• Stated exercise
Return the listing below word for word.

--- start of Material provided ---

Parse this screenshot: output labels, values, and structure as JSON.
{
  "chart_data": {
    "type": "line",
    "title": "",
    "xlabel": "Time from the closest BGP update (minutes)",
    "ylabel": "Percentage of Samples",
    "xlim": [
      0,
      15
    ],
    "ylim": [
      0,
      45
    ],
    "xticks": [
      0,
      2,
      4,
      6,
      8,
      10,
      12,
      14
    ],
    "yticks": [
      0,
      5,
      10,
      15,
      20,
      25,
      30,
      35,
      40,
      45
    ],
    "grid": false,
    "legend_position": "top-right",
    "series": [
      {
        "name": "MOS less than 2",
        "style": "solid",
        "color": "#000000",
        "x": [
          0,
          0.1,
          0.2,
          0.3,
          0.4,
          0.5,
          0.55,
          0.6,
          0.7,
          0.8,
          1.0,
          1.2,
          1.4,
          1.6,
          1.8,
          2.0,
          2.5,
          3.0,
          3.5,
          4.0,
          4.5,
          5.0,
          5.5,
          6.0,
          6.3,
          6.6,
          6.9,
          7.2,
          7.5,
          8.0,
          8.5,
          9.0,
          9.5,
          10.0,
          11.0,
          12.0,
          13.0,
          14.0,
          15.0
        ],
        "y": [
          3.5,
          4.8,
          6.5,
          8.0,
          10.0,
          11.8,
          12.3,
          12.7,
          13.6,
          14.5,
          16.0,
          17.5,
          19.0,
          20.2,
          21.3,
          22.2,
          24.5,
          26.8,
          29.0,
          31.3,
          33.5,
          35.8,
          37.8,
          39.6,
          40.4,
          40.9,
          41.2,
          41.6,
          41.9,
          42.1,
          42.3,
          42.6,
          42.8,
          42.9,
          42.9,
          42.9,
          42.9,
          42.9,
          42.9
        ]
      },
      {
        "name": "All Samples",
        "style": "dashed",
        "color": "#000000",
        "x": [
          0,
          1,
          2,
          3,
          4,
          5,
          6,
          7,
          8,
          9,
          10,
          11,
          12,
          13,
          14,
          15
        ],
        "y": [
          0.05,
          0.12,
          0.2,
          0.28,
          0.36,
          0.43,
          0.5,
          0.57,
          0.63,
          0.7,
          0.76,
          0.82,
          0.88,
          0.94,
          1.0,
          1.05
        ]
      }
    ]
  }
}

--- end of Material provided ---

• Completed exercise
Parse this screenshot: output labels, values, and structure as JSON.
{
  "chart_data": {
    "type": "line",
    "title": "",
    "xlabel": "Time from the closest BGP update (minutes)",
    "ylabel": "Percentage of Samples",
    "xlim": [
      0,
      15
    ],
    "ylim": [
      0,
      45
    ],
    "xticks": [
      0,
      2,
      4,
      6,
      8,
      10,
      12,
      14
    ],
    "yticks": [
      0,
      5,
      10,
      15,
      20,
      25,
      30,
      35,
      40,
      45
    ],
    "grid": false,
    "legend_position": "top-right",
    "series": [
      {
        "name": "MOS less than 2",
        "style": "solid",
        "color": "#000000",
        "x": [
          0,
          0.1,
          0.2,
          0.3,
          0.4,
          0.5,
          0.55,
          0.6,
          0.7,
          0.8,
          1.0,
          1.2,
          1.4,
          1.6,
          1.8,
          2.0,
          2.5,
          3.0,
          3.5,
          4.0,
          4.5,
          5.0,
          5.5,
          6.0,
          6.3,
          6.6,
          6.9,
          7.2,
          7.5,
          8.0,
          8.5,
          9.0,
          9.5,
          10.0,
          11.0,
          12.0,
          13.0,
          14.0,
          15.0
        ],
        "y": [
          3.5,
          4.8,
          6.5,
          8.0,
          10.0,
          11.8,
          12.3,
          12.7,
          13.6,
          14.5,
          16.0,
          17.5,
          19.0,
          20.2,
          21.3,
          22.2,
          24.5,
          26.8,
          29.0,
          31.3,
          33.5,
          35.8,
          37.8,
          39.6,
          40.4,
          40.9,
          41.2,
          41.6,
          41.9,
          42.1,
          42.3,
          42.6,
          42.8,
          42.9,
          42.9,
          42.9,
          42.9,
          42.9,
          42.9
        ]
      },
      {
        "name": "All Samples",
        "style": "dashed",
        "color": "#000000",
        "x": [
          0,
          1,
          2,
          3,
          4,
          5,
          6,
          7,
          8,
          9,
          10,
          11,
          12,
          13,
          14,
          15
        ],
        "y": [
          0.05,
          0.12,
          0.2,
          0.28,
          0.36,
          0.43,
          0.5,
          0.57,
          0.63,
          0.7,
          0.76,
          0.82,
          0.88,
          0.94,
          1.0,
          1.05
        ]
      }
    ]
  }
}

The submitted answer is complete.